**Goal of the exercise**
Go through the data below and gather each line containing "name".
::: Input data :::
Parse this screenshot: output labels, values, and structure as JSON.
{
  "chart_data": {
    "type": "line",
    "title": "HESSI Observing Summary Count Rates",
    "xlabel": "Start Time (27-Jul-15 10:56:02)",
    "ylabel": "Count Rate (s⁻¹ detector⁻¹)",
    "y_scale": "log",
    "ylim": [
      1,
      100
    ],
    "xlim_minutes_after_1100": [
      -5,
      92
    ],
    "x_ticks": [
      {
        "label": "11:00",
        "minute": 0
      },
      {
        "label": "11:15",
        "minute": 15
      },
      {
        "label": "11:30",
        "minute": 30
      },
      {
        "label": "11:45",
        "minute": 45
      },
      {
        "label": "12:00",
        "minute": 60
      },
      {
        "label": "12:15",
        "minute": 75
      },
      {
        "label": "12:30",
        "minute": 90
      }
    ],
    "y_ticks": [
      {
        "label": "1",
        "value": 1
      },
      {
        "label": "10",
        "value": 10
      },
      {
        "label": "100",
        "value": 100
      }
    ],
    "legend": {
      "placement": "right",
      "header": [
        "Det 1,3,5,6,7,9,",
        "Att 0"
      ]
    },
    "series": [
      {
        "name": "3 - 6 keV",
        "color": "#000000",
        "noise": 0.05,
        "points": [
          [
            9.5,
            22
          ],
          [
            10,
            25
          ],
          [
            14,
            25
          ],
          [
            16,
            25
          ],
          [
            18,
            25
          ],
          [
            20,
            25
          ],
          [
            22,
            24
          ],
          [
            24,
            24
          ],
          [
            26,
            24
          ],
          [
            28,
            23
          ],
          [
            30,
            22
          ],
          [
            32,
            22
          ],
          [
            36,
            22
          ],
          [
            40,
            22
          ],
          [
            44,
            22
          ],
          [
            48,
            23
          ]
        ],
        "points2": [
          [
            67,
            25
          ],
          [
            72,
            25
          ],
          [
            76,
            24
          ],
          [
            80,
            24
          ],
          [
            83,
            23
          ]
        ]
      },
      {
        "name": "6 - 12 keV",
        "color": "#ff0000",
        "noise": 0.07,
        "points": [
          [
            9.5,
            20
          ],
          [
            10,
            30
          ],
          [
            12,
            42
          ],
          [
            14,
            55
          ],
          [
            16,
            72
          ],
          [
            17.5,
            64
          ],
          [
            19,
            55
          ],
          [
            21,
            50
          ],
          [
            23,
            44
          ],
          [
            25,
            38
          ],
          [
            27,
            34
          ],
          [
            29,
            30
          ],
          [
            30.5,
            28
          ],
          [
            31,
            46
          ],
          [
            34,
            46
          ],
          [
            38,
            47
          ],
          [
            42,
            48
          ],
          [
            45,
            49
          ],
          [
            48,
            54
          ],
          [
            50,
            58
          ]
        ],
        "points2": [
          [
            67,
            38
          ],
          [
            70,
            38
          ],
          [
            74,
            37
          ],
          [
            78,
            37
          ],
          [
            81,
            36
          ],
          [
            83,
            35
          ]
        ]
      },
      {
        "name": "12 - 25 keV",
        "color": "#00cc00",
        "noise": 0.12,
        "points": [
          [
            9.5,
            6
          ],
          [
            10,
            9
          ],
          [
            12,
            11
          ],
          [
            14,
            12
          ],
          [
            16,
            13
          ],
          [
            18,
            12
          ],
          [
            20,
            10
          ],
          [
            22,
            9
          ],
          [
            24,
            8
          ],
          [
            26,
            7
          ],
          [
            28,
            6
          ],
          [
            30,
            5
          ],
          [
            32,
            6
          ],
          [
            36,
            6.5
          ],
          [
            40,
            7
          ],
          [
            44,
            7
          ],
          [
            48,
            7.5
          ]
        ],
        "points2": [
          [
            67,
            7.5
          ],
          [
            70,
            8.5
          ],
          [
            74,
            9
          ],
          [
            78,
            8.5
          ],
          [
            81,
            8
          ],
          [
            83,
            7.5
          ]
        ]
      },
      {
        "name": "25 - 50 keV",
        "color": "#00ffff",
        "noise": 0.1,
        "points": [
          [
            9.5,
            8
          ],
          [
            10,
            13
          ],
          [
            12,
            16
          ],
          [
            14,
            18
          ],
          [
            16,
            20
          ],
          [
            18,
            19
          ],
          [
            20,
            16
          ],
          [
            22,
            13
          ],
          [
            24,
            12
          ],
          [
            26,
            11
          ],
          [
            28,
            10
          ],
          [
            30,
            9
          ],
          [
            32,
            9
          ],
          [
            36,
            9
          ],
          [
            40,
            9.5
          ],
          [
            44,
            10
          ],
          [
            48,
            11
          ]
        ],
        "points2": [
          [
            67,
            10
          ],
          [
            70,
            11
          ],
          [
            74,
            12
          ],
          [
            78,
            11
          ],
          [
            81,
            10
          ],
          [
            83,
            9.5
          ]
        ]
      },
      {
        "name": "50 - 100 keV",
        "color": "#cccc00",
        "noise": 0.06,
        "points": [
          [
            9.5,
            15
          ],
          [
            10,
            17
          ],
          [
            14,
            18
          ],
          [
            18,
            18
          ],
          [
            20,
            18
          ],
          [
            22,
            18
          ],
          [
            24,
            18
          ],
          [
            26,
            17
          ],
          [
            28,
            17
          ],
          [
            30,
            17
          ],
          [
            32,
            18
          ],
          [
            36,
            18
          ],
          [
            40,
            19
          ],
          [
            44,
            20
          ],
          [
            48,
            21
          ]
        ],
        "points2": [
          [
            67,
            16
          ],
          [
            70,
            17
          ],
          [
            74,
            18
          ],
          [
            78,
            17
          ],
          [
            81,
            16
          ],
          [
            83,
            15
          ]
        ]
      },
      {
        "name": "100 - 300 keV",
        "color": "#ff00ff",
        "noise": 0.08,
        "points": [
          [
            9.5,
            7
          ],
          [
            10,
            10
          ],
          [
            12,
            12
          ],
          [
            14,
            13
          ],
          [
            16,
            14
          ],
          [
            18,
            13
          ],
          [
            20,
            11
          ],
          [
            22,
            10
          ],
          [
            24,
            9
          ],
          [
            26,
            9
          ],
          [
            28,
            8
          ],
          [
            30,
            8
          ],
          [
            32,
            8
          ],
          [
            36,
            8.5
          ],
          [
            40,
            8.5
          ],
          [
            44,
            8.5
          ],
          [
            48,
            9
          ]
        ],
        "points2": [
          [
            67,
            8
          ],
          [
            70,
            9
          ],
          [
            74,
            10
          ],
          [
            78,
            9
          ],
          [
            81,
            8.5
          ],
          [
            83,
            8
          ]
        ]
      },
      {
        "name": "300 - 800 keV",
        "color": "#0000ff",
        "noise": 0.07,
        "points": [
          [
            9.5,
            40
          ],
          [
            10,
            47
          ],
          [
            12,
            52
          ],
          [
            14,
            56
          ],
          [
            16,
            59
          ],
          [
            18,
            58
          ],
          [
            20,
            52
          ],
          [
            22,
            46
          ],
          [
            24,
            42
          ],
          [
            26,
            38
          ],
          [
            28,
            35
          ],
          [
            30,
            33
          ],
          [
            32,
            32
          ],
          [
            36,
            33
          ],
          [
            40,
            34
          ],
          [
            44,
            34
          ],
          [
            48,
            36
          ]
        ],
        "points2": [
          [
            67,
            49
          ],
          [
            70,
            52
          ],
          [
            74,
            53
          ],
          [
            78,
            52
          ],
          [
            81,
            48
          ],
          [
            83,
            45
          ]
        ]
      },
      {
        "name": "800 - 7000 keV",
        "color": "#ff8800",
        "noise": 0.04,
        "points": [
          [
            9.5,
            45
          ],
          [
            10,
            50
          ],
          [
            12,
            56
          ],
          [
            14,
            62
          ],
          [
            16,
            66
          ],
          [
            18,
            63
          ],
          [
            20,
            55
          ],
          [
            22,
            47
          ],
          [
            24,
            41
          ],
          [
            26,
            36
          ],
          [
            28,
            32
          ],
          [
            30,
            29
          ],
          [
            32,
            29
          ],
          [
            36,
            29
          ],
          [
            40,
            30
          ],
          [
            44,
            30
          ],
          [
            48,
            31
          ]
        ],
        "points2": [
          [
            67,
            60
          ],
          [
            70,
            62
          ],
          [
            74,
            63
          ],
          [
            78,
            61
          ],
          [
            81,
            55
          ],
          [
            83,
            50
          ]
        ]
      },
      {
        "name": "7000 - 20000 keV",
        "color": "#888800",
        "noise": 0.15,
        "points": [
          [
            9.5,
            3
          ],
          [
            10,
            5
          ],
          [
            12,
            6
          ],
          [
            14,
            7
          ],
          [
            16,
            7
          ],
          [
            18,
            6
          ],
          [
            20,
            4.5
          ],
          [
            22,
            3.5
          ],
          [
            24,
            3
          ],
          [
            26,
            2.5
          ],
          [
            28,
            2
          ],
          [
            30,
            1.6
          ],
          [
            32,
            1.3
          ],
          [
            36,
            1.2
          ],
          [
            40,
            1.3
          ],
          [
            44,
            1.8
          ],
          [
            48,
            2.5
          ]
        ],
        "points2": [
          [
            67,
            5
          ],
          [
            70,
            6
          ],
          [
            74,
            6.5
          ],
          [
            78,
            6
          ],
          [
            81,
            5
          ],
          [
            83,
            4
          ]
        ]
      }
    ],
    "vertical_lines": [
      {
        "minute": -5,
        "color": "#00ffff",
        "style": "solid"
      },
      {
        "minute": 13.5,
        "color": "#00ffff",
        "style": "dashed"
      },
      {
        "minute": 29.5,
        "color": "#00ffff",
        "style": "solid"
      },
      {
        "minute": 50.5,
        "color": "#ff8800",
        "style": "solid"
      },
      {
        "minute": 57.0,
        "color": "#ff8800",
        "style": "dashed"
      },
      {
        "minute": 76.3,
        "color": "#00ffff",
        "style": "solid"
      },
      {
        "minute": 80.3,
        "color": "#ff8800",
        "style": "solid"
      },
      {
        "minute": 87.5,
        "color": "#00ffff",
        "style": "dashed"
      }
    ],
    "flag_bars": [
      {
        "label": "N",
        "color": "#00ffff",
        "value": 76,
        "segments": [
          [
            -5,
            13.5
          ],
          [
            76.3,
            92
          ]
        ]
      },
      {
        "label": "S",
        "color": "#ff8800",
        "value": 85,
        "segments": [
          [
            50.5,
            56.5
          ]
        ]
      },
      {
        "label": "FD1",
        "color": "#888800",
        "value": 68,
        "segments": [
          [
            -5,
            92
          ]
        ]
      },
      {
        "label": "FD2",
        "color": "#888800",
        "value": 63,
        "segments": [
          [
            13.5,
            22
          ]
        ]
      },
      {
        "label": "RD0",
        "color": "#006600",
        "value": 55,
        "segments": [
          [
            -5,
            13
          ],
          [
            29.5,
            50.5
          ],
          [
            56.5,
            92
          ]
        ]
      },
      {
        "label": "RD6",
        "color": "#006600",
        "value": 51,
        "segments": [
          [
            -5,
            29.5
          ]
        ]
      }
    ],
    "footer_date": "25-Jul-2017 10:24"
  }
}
:::
**Exercise answer**
        "name": "3 - 6 keV",
        "name": "6 - 12 keV",
        "name": "12 - 25 keV",
        "name": "25 - 50 keV",
        "name": "50 - 100 keV",
        "name": "100 - 300 keV",
        "name": "300 - 800 keV",
        "name": "800 - 7000 keV",
        "name": "7000 - 20000 keV",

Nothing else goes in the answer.